Prompt — Render the entries below as a JSON list of strings with one string per line and no blank lines. Begin at the first line of the entries and stop after the line that contains "- x-axis-label: x: [636, 260, 642, 274]".

[Data items]

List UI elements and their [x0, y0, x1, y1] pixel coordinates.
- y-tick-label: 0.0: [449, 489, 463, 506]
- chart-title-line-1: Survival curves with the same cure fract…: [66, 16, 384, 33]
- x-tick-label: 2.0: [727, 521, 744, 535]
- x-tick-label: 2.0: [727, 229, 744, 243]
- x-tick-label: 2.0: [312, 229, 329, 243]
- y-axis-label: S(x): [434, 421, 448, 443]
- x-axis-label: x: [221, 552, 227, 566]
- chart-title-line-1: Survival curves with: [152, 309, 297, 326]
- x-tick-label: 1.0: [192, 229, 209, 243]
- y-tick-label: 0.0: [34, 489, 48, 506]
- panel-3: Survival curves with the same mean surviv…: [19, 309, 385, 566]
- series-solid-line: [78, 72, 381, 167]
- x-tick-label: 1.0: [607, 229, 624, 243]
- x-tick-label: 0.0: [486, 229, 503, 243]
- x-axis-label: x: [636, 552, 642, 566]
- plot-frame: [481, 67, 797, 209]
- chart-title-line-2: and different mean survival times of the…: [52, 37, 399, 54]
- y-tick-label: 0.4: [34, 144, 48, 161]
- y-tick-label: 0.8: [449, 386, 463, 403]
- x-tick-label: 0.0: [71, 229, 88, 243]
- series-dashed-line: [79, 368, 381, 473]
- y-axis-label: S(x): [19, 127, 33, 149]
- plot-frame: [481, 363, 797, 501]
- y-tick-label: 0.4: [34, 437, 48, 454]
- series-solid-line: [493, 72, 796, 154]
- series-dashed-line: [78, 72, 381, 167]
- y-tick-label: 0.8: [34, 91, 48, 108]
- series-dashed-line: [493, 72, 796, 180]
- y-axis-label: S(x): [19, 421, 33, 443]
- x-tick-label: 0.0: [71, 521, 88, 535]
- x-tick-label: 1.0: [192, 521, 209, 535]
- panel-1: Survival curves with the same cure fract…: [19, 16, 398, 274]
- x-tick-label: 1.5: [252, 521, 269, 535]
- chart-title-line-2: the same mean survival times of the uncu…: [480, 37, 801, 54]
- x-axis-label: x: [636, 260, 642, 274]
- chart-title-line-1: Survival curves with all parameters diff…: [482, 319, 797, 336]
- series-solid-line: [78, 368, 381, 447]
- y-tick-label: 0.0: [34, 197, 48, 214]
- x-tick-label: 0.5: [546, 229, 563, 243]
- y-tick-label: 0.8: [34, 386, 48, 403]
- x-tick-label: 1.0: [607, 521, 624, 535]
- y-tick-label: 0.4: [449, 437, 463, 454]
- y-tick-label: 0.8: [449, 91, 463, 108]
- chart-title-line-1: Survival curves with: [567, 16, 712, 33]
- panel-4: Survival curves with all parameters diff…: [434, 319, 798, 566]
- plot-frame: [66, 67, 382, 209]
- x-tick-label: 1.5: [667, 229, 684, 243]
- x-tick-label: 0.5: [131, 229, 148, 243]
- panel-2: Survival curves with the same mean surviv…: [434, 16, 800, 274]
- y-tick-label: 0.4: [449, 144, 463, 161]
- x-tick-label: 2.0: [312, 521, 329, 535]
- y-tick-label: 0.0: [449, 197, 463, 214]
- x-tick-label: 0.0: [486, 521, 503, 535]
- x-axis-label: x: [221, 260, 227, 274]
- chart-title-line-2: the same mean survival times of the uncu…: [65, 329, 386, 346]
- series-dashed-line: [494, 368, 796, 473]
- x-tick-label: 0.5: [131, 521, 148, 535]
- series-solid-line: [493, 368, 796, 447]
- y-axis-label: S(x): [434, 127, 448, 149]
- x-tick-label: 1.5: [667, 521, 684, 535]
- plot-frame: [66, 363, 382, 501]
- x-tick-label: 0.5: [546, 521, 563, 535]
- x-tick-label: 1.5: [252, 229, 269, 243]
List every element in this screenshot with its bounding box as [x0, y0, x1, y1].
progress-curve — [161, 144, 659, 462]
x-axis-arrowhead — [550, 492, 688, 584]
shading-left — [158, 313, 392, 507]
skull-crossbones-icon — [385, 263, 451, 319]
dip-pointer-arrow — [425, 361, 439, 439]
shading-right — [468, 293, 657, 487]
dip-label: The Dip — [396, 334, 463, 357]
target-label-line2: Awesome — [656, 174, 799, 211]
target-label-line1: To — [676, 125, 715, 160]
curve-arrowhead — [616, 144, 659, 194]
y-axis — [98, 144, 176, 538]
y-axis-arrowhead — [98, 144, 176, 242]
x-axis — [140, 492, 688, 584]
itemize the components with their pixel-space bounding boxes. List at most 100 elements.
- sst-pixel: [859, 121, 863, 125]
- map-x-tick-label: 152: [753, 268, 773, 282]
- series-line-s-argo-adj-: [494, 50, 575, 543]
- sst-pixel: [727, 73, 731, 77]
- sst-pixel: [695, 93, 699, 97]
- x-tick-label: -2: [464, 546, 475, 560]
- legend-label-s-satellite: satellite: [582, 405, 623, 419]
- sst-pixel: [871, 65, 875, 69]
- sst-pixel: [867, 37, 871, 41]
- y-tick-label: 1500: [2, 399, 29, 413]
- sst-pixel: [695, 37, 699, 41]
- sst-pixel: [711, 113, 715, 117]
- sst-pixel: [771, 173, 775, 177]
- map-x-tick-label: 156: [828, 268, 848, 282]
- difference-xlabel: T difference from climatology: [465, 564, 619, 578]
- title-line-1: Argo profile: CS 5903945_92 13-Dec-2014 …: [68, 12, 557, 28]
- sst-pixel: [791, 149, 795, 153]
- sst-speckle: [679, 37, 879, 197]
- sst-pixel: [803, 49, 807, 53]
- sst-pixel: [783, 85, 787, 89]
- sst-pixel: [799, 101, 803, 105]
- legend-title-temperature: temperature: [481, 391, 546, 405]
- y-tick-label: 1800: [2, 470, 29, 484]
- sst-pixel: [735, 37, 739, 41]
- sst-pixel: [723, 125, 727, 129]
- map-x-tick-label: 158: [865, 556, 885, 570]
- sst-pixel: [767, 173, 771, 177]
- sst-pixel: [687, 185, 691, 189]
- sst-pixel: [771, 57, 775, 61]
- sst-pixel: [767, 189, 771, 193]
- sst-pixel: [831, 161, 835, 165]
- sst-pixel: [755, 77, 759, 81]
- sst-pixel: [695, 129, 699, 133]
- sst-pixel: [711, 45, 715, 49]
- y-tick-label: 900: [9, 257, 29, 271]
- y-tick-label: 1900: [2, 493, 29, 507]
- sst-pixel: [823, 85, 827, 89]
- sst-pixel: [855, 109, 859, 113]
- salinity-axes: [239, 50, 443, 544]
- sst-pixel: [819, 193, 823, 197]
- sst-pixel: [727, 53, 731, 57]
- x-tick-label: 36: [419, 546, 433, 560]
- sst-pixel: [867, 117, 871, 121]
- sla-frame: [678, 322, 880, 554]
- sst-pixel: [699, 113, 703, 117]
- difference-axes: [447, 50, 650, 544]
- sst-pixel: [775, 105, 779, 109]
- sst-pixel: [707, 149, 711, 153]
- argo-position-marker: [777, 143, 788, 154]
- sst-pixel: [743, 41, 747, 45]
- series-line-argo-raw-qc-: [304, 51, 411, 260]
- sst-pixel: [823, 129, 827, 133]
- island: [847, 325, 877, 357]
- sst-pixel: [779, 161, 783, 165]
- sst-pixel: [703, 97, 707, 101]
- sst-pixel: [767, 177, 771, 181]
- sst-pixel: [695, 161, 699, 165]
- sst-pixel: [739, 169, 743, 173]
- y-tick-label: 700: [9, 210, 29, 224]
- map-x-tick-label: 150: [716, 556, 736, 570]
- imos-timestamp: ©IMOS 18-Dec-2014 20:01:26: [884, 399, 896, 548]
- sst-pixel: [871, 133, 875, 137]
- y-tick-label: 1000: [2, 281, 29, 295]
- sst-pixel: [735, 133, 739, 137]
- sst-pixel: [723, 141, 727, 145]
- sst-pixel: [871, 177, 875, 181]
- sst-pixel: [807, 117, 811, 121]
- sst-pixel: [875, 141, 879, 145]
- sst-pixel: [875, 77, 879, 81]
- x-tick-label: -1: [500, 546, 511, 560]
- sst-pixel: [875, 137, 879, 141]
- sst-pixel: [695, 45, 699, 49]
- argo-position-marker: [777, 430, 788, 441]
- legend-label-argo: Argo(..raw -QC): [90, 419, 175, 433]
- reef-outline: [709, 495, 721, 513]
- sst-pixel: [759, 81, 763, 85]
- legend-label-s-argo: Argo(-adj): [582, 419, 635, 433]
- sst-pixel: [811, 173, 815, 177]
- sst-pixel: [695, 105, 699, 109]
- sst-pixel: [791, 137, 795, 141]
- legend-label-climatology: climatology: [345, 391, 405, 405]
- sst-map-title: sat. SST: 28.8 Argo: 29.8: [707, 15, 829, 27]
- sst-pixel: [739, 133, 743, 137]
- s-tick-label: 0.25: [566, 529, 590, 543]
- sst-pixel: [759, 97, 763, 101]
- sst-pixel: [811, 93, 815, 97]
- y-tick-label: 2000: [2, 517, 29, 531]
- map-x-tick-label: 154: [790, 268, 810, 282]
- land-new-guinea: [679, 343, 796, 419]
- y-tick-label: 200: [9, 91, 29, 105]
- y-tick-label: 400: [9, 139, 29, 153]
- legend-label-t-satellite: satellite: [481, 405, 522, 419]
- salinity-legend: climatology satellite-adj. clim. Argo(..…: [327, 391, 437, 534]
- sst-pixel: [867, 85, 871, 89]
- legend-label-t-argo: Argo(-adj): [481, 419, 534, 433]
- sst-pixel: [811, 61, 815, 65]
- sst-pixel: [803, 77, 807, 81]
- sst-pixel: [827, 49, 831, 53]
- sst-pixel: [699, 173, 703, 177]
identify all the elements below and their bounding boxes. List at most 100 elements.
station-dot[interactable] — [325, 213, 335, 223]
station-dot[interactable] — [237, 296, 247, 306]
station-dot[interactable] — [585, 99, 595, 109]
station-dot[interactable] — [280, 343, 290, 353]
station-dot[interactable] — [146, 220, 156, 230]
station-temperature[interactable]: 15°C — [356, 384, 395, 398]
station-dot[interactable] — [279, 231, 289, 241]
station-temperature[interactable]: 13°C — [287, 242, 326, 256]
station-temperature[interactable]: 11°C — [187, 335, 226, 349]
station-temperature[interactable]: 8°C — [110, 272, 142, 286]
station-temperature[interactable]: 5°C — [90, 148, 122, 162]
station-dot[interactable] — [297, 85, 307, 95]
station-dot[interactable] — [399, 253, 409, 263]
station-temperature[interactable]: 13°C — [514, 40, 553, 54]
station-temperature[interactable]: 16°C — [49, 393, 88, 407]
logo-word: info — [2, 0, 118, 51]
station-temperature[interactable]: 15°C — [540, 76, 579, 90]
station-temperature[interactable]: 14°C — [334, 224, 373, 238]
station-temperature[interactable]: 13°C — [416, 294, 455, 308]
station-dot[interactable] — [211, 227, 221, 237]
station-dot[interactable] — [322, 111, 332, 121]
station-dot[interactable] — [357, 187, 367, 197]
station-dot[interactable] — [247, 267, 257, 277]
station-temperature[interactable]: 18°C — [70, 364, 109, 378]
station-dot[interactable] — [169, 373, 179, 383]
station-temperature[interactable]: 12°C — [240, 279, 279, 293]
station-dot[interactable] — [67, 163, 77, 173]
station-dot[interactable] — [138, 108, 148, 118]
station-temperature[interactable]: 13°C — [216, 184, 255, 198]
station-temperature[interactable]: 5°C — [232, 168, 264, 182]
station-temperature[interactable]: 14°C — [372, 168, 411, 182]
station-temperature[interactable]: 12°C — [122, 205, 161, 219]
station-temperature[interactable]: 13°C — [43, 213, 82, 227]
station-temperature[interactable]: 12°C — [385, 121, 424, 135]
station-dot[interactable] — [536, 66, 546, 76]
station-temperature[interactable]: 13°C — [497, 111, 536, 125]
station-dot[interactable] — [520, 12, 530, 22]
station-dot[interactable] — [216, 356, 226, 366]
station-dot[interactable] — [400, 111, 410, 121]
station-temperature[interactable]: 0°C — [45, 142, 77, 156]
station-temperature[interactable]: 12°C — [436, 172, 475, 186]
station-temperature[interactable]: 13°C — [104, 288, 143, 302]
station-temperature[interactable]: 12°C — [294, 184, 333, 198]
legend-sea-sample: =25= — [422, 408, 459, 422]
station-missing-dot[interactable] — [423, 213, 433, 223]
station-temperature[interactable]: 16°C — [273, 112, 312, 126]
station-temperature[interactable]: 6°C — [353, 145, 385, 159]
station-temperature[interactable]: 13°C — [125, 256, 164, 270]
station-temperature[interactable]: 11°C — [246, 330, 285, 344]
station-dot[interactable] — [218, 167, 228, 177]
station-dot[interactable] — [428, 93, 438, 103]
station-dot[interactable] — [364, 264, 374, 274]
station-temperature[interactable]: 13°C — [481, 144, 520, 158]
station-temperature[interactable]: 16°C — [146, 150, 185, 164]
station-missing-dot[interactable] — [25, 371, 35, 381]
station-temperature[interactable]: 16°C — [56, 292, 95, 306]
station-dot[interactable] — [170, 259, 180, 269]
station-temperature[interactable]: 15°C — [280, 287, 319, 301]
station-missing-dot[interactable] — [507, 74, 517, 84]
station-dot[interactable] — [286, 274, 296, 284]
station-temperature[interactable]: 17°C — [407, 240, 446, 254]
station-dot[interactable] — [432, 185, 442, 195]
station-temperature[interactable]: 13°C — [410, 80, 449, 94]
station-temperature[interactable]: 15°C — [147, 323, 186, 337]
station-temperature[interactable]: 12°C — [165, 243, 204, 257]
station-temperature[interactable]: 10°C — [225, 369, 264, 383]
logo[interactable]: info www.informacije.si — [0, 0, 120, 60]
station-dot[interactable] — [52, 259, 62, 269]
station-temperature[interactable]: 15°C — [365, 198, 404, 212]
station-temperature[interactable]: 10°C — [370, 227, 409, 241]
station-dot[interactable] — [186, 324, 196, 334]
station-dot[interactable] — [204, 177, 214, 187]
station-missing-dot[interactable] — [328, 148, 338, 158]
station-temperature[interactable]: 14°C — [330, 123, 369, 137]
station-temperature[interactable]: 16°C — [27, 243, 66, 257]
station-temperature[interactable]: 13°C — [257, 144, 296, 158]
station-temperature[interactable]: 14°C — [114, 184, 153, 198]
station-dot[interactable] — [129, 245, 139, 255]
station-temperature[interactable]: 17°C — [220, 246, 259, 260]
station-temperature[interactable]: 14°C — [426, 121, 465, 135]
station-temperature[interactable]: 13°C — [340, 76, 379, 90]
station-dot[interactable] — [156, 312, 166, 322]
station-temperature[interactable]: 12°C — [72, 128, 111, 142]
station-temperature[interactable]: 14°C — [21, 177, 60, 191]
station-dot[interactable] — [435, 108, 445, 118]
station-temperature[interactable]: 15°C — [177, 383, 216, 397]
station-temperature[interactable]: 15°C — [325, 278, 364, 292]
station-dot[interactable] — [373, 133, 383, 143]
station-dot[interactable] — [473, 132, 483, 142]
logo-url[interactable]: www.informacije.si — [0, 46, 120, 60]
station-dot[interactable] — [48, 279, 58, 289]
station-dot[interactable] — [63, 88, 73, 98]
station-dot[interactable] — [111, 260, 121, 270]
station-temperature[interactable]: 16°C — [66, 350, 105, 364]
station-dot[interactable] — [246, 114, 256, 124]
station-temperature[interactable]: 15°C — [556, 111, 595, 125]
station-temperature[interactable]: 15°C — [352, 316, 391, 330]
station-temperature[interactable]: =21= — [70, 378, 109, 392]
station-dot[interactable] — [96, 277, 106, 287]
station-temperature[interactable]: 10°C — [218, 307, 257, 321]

Finished task —
[
  "List UI elements and their [x0, y0, x1, y1] pixel coordinates.",
  "- y-tick-label: 0.0: [449, 489, 463, 506]",
  "- chart-title-line-1: Survival curves with the same cure fract…: [66, 16, 384, 33]",
  "- x-tick-label: 2.0: [727, 521, 744, 535]",
  "- x-tick-label: 2.0: [727, 229, 744, 243]",
  "- x-tick-label: 2.0: [312, 229, 329, 243]",
  "- y-axis-label: S(x): [434, 421, 448, 443]",
  "- x-axis-label: x: [221, 552, 227, 566]",
  "- chart-title-line-1: Survival curves with: [152, 309, 297, 326]",
  "- x-tick-label: 1.0: [192, 229, 209, 243]",
  "- y-tick-label: 0.0: [34, 489, 48, 506]",
  "- panel-3: Survival curves with the same mean surviv…: [19, 309, 385, 566]",
  "- series-solid-line: [78, 72, 381, 167]",
  "- x-tick-label: 1.0: [607, 229, 624, 243]",
  "- x-tick-label: 0.0: [486, 229, 503, 243]",
  "- x-axis-label: x: [636, 552, 642, 566]",
  "- plot-frame: [481, 67, 797, 209]",
  "- chart-title-line-2: and different mean survival times of the…: [52, 37, 399, 54]",
  "- y-tick-label: 0.4: [34, 144, 48, 161]",
  "- y-tick-label: 0.8: [449, 386, 463, 403]",
  "- x-tick-label: 0.0: [71, 229, 88, 243]",
  "- series-dashed-line: [79, 368, 381, 473]",
  "- y-axis-label: S(x): [19, 127, 33, 149]",
  "- plot-frame: [481, 363, 797, 501]",
  "- y-tick-label: 0.4: [34, 437, 48, 454]",
  "- series-solid-line: [493, 72, 796, 154]",
  "- series-dashed-line: [78, 72, 381, 167]",
  "- y-tick-label: 0.8: [34, 91, 48, 108]",
  "- series-dashed-line: [493, 72, 796, 180]",
  "- y-axis-label: S(x): [19, 421, 33, 443]",
  "- x-tick-label: 0.0: [71, 521, 88, 535]",
  "- x-tick-label: 1.0: [192, 521, 209, 535]",
  "- panel-1: Survival curves with the same cure fract…: [19, 16, 398, 274]",
  "- x-tick-label: 1.5: [252, 521, 269, 535]",
  "- chart-title-line-2: the same mean survival times of the uncu…: [480, 37, 801, 54]",
  "- x-axis-label: x: [636, 260, 642, 274]"
]